====== Supplied records ======
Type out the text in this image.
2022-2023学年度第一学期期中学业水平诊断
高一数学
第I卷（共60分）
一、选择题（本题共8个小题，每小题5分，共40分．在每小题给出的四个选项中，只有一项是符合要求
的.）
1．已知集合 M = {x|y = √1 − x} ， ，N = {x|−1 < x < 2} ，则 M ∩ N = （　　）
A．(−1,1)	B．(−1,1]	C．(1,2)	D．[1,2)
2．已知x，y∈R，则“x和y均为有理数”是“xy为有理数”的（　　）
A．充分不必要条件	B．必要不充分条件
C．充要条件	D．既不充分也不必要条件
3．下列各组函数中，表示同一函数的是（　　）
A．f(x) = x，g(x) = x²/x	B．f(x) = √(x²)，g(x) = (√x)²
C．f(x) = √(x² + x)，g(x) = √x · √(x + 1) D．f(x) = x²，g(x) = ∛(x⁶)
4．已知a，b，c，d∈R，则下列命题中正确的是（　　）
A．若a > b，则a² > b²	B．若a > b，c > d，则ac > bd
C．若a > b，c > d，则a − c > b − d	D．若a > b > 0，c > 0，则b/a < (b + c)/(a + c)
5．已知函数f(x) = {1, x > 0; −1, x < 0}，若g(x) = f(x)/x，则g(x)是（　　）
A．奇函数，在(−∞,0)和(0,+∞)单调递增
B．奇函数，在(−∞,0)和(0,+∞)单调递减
======
====== Supplied records ======
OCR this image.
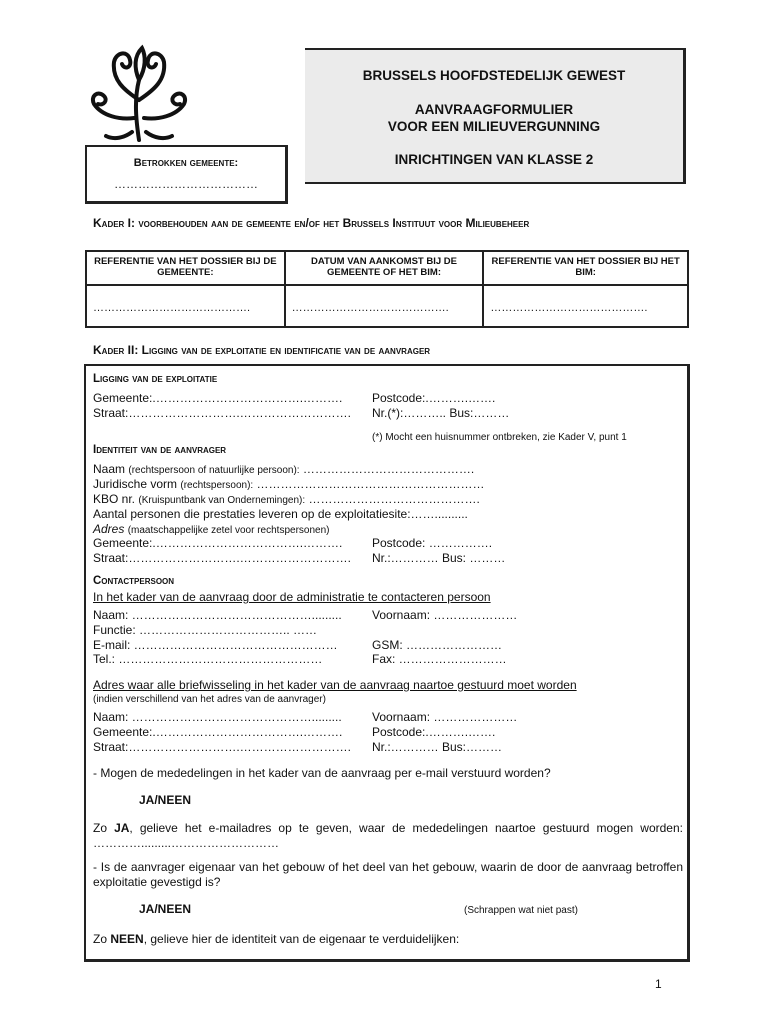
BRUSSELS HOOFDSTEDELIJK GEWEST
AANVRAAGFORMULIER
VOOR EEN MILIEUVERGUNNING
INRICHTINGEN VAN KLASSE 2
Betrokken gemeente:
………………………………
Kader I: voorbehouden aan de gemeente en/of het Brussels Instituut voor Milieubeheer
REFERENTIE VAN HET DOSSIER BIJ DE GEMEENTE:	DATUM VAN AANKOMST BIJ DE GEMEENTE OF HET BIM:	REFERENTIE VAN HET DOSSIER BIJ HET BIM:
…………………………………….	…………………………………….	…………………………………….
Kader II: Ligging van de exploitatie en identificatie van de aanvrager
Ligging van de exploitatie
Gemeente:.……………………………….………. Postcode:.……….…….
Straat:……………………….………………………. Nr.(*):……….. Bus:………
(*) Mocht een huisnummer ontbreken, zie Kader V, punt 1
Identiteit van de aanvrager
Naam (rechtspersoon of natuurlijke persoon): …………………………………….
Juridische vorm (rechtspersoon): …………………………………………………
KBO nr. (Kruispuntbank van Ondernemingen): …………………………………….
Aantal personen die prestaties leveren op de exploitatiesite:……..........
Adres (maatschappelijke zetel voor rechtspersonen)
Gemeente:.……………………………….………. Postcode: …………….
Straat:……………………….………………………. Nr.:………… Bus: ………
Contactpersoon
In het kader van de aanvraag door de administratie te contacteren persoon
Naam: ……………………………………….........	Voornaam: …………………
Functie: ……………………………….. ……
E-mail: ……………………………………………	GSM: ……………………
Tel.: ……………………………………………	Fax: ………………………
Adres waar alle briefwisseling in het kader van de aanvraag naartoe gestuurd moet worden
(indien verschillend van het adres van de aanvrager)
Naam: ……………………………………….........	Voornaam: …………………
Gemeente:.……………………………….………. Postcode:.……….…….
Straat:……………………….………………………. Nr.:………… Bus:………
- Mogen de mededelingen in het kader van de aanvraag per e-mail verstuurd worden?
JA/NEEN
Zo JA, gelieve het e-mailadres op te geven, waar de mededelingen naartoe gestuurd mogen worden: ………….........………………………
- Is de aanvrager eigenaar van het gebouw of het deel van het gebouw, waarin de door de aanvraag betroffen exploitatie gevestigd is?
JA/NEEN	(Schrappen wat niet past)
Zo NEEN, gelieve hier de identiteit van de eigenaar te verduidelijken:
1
======
====== Supplied records ======
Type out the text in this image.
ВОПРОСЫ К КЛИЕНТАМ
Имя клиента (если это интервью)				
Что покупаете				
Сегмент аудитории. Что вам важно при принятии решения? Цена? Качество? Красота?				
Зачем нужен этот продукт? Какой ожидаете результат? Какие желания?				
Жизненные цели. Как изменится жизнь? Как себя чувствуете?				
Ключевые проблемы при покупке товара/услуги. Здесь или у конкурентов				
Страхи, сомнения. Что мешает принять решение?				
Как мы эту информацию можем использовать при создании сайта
======
## Problem description
Go through the entries above and copy every line containing "worden".

## Complete response
Adres waar alle briefwisseling in het kader van de aanvraag naartoe gestuurd moet worden
- Mogen de mededelingen in het kader van de aanvraag per e-mail verstuurd worden?
Zo JA, gelieve het e-mailadres op te geven, waar de mededelingen naartoe gestuurd mogen worden: ………….........………………………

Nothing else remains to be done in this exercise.